_Your task:_ Leave out the pictures, then reproduce the rest of the material exactly.

_Data entries:_
* Begin *

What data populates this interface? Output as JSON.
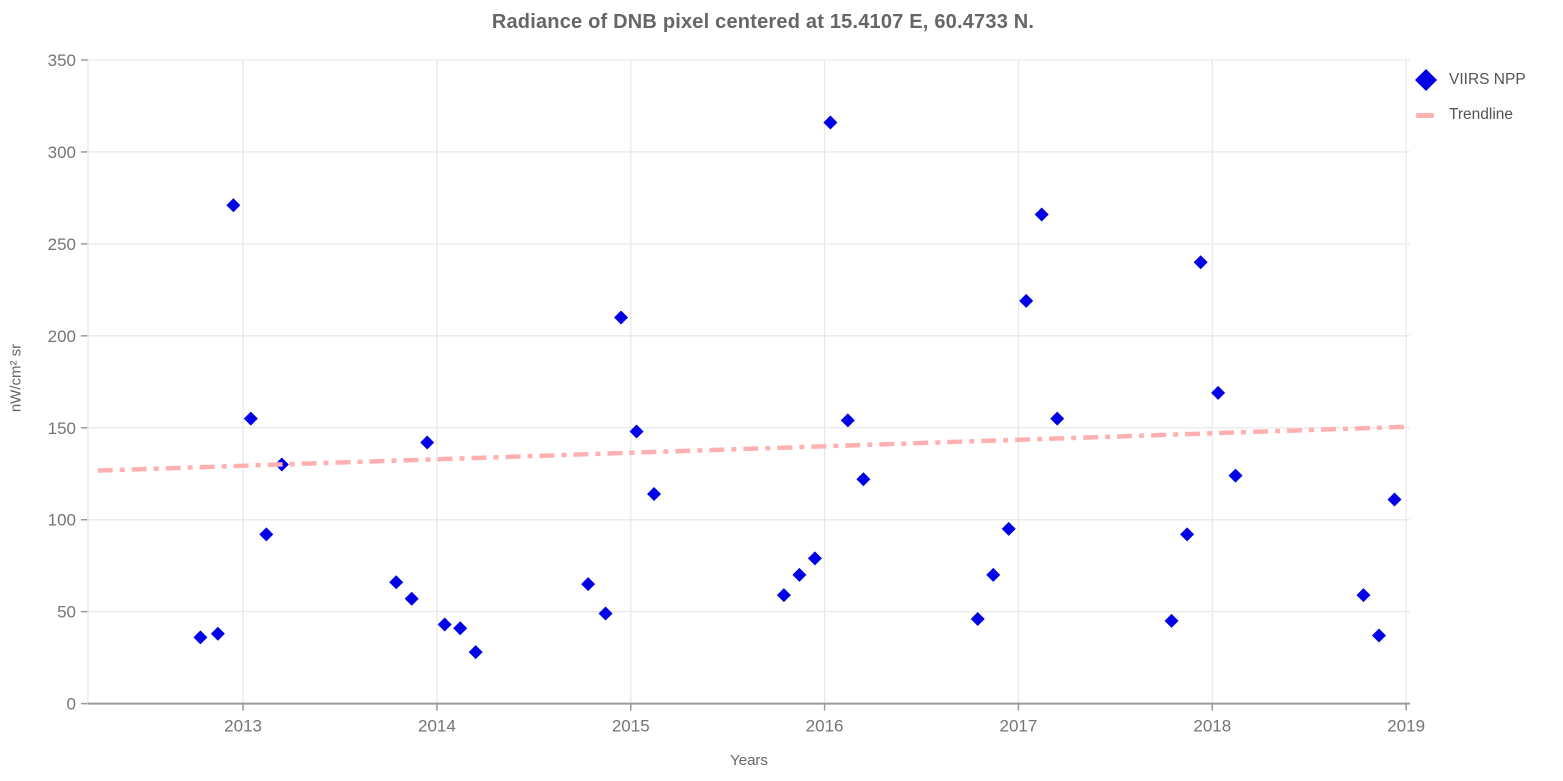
{
  "title": "Radiance of DNB pixel centered at 15.4107 E, 60.4733 N.",
  "legend": {
    "items": [
      {
        "label": "VIIRS NPP",
        "marker": "diamond",
        "color": "#0000E6"
      },
      {
        "label": "Trendline",
        "marker": "dash",
        "color": "#FFB1B1"
      }
    ]
  },
  "chart_data": {
    "type": "scatter",
    "title": "Radiance of DNB pixel centered at 15.4107 E, 60.4733 N.",
    "xlabel": "Years",
    "ylabel": "nW/cm² sr",
    "xlim": [
      2012.2,
      2019.02
    ],
    "ylim": [
      0,
      350
    ],
    "x_ticks": [
      2013,
      2014,
      2015,
      2016,
      2017,
      2018,
      2019
    ],
    "y_ticks": [
      0,
      50,
      100,
      150,
      200,
      250,
      300,
      350
    ],
    "grid": true,
    "legend_position": "outside-top-right",
    "colors": {
      "points": "#0000E6",
      "trendline": "#FFB1B1",
      "gridline": "#E9E9E9",
      "axis": "#9A9A9A",
      "tick_label": "#757575",
      "title": "#666666"
    },
    "series": [
      {
        "name": "VIIRS NPP",
        "type": "scatter",
        "marker": "diamond",
        "color": "#0000E6",
        "points": [
          [
            2012.78,
            36
          ],
          [
            2012.87,
            38
          ],
          [
            2012.95,
            271
          ],
          [
            2013.04,
            155
          ],
          [
            2013.12,
            92
          ],
          [
            2013.2,
            130
          ],
          [
            2013.79,
            66
          ],
          [
            2013.87,
            57
          ],
          [
            2013.95,
            142
          ],
          [
            2014.04,
            43
          ],
          [
            2014.12,
            41
          ],
          [
            2014.2,
            28
          ],
          [
            2014.78,
            65
          ],
          [
            2014.87,
            49
          ],
          [
            2014.95,
            210
          ],
          [
            2015.03,
            148
          ],
          [
            2015.12,
            114
          ],
          [
            2015.79,
            59
          ],
          [
            2015.87,
            70
          ],
          [
            2015.95,
            79
          ],
          [
            2016.03,
            316
          ],
          [
            2016.12,
            154
          ],
          [
            2016.2,
            122
          ],
          [
            2016.79,
            46
          ],
          [
            2016.87,
            70
          ],
          [
            2016.95,
            95
          ],
          [
            2017.04,
            219
          ],
          [
            2017.12,
            266
          ],
          [
            2017.2,
            155
          ],
          [
            2017.79,
            45
          ],
          [
            2017.87,
            92
          ],
          [
            2017.94,
            240
          ],
          [
            2018.03,
            169
          ],
          [
            2018.12,
            124
          ],
          [
            2018.78,
            59
          ],
          [
            2018.86,
            37
          ],
          [
            2018.94,
            111
          ]
        ]
      },
      {
        "name": "Trendline",
        "type": "line",
        "dash": "dashdot",
        "color": "#FFB1B1",
        "points": [
          [
            2012.25,
            126.7
          ],
          [
            2018.99,
            150.5
          ]
        ]
      }
    ]
  }
}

* End *

_Task solution:_
What data populates this interface? Output as JSON.
{
  "title": "Radiance of DNB pixel centered at 15.4107 E, 60.4733 N.",
  "legend": {
    "items": [
      {
        "label": "VIIRS NPP",
        "marker": "diamond",
        "color": "#0000E6"
      },
      {
        "label": "Trendline",
        "marker": "dash",
        "color": "#FFB1B1"
      }
    ]
  },
  "chart_data": {
    "type": "scatter",
    "title": "Radiance of DNB pixel centered at 15.4107 E, 60.4733 N.",
    "xlabel": "Years",
    "ylabel": "nW/cm² sr",
    "xlim": [
      2012.2,
      2019.02
    ],
    "ylim": [
      0,
      350
    ],
    "x_ticks": [
      2013,
      2014,
      2015,
      2016,
      2017,
      2018,
      2019
    ],
    "y_ticks": [
      0,
      50,
      100,
      150,
      200,
      250,
      300,
      350
    ],
    "grid": true,
    "legend_position": "outside-top-right",
    "colors": {
      "points": "#0000E6",
      "trendline": "#FFB1B1",
      "gridline": "#E9E9E9",
      "axis": "#9A9A9A",
      "tick_label": "#757575",
      "title": "#666666"
    },
    "series": [
      {
        "name": "VIIRS NPP",
        "type": "scatter",
        "marker": "diamond",
        "color": "#0000E6",
        "points": [
          [
            2012.78,
            36
          ],
          [
            2012.87,
            38
          ],
          [
            2012.95,
            271
          ],
          [
            2013.04,
            155
          ],
          [
            2013.12,
            92
          ],
          [
            2013.2,
            130
          ],
          [
            2013.79,
            66
          ],
          [
            2013.87,
            57
          ],
          [
            2013.95,
            142
          ],
          [
            2014.04,
            43
          ],
          [
            2014.12,
            41
          ],
          [
            2014.2,
            28
          ],
          [
            2014.78,
            65
          ],
          [
            2014.87,
            49
          ],
          [
            2014.95,
            210
          ],
          [
            2015.03,
            148
          ],
          [
            2015.12,
            114
          ],
          [
            2015.79,
            59
          ],
          [
            2015.87,
            70
          ],
          [
            2015.95,
            79
          ],
          [
            2016.03,
            316
          ],
          [
            2016.12,
            154
          ],
          [
            2016.2,
            122
          ],
          [
            2016.79,
            46
          ],
          [
            2016.87,
            70
          ],
          [
            2016.95,
            95
          ],
          [
            2017.04,
            219
          ],
          [
            2017.12,
            266
          ],
          [
            2017.2,
            155
          ],
          [
            2017.79,
            45
          ],
          [
            2017.87,
            92
          ],
          [
            2017.94,
            240
          ],
          [
            2018.03,
            169
          ],
          [
            2018.12,
            124
          ],
          [
            2018.78,
            59
          ],
          [
            2018.86,
            37
          ],
          [
            2018.94,
            111
          ]
        ]
      },
      {
        "name": "Trendline",
        "type": "line",
        "dash": "dashdot",
        "color": "#FFB1B1",
        "points": [
          [
            2012.25,
            126.7
          ],
          [
            2018.99,
            150.5
          ]
        ]
      }
    ]
  }
}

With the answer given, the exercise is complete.